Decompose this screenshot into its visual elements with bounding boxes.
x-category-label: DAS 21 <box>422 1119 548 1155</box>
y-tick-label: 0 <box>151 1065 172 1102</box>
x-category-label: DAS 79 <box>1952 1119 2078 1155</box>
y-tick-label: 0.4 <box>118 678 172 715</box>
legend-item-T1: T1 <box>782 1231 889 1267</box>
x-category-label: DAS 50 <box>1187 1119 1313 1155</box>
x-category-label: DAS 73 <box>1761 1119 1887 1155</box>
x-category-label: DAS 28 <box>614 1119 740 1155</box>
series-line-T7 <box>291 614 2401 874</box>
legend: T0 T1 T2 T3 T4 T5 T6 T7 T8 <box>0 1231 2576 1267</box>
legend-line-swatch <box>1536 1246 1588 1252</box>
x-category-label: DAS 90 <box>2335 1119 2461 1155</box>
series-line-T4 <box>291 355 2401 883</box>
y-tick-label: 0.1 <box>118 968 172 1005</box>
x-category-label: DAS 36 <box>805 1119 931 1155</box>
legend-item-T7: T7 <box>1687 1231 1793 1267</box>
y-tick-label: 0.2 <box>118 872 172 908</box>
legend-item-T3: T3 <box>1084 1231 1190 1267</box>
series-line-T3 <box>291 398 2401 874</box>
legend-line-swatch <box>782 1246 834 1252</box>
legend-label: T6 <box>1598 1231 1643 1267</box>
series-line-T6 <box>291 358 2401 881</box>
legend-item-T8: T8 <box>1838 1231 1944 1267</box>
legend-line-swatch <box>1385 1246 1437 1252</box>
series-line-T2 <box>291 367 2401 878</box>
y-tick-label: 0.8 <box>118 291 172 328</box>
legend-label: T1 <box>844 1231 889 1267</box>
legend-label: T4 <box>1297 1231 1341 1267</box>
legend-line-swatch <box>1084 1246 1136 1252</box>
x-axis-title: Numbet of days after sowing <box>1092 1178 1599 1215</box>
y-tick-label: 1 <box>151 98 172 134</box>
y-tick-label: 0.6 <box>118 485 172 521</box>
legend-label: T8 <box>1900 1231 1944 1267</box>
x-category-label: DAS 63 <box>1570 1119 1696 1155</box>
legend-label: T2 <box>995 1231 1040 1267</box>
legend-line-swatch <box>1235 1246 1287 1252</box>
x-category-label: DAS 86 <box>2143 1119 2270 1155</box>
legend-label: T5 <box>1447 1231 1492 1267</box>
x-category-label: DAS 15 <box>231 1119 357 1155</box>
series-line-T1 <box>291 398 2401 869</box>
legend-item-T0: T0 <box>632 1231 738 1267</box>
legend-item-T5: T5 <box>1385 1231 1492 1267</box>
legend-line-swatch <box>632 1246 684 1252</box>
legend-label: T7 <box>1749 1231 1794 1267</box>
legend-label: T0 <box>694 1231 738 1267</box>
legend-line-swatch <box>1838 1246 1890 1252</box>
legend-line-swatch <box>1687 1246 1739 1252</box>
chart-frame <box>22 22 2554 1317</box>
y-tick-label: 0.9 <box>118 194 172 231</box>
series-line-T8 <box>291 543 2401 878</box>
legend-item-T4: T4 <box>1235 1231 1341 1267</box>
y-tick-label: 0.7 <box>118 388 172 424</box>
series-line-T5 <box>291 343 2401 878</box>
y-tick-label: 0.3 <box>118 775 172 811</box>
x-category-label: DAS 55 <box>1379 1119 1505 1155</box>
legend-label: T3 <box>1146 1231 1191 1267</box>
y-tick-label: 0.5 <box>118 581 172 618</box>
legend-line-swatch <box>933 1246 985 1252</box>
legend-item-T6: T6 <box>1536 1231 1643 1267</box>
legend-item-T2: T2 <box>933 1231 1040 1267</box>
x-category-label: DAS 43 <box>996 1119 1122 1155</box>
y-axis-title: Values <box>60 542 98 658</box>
·····
**WORK REQUIRED**
Reproduce every line of the listing above verbatim, from the first line to the last.

**THE SOLUTION**
Decompose this screenshot into its visual elements with bounding boxes.
x-category-label: DAS 21 <box>422 1119 548 1155</box>
y-tick-label: 0 <box>151 1065 172 1102</box>
x-category-label: DAS 79 <box>1952 1119 2078 1155</box>
y-tick-label: 0.4 <box>118 678 172 715</box>
legend-item-T1: T1 <box>782 1231 889 1267</box>
x-category-label: DAS 50 <box>1187 1119 1313 1155</box>
x-category-label: DAS 73 <box>1761 1119 1887 1155</box>
x-category-label: DAS 28 <box>614 1119 740 1155</box>
series-line-T7 <box>291 614 2401 874</box>
legend: T0 T1 T2 T3 T4 T5 T6 T7 T8 <box>0 1231 2576 1267</box>
legend-line-swatch <box>1536 1246 1588 1252</box>
x-category-label: DAS 90 <box>2335 1119 2461 1155</box>
series-line-T4 <box>291 355 2401 883</box>
y-tick-label: 0.1 <box>118 968 172 1005</box>
x-category-label: DAS 36 <box>805 1119 931 1155</box>
legend-item-T7: T7 <box>1687 1231 1793 1267</box>
y-tick-label: 0.2 <box>118 872 172 908</box>
legend-item-T3: T3 <box>1084 1231 1190 1267</box>
series-line-T3 <box>291 398 2401 874</box>
legend-line-swatch <box>782 1246 834 1252</box>
legend-label: T6 <box>1598 1231 1643 1267</box>
series-line-T6 <box>291 358 2401 881</box>
legend-item-T8: T8 <box>1838 1231 1944 1267</box>
legend-line-swatch <box>1385 1246 1437 1252</box>
series-line-T2 <box>291 367 2401 878</box>
y-tick-label: 0.8 <box>118 291 172 328</box>
legend-label: T1 <box>844 1231 889 1267</box>
legend-label: T4 <box>1297 1231 1341 1267</box>
legend-line-swatch <box>1084 1246 1136 1252</box>
x-axis-title: Numbet of days after sowing <box>1092 1178 1599 1215</box>
y-tick-label: 1 <box>151 98 172 134</box>
y-tick-label: 0.6 <box>118 485 172 521</box>
legend-label: T8 <box>1900 1231 1944 1267</box>
x-category-label: DAS 63 <box>1570 1119 1696 1155</box>
legend-label: T2 <box>995 1231 1040 1267</box>
legend-line-swatch <box>1235 1246 1287 1252</box>
x-category-label: DAS 86 <box>2143 1119 2270 1155</box>
legend-label: T5 <box>1447 1231 1492 1267</box>
x-category-label: DAS 15 <box>231 1119 357 1155</box>
series-line-T1 <box>291 398 2401 869</box>
legend-item-T0: T0 <box>632 1231 738 1267</box>
legend-item-T5: T5 <box>1385 1231 1492 1267</box>
legend-line-swatch <box>632 1246 684 1252</box>
legend-label: T7 <box>1749 1231 1794 1267</box>
legend-label: T0 <box>694 1231 738 1267</box>
legend-line-swatch <box>1838 1246 1890 1252</box>
legend-line-swatch <box>1687 1246 1739 1252</box>
chart-frame <box>22 22 2554 1317</box>
y-tick-label: 0.9 <box>118 194 172 231</box>
series-line-T8 <box>291 543 2401 878</box>
legend-item-T4: T4 <box>1235 1231 1341 1267</box>
y-tick-label: 0.7 <box>118 388 172 424</box>
series-line-T5 <box>291 343 2401 878</box>
y-tick-label: 0.3 <box>118 775 172 811</box>
x-category-label: DAS 55 <box>1379 1119 1505 1155</box>
legend-label: T3 <box>1146 1231 1191 1267</box>
y-tick-label: 0.5 <box>118 581 172 618</box>
legend-line-swatch <box>933 1246 985 1252</box>
legend-item-T6: T6 <box>1536 1231 1643 1267</box>
legend-item-T2: T2 <box>933 1231 1040 1267</box>
x-category-label: DAS 43 <box>996 1119 1122 1155</box>
y-axis-title: Values <box>60 542 98 658</box>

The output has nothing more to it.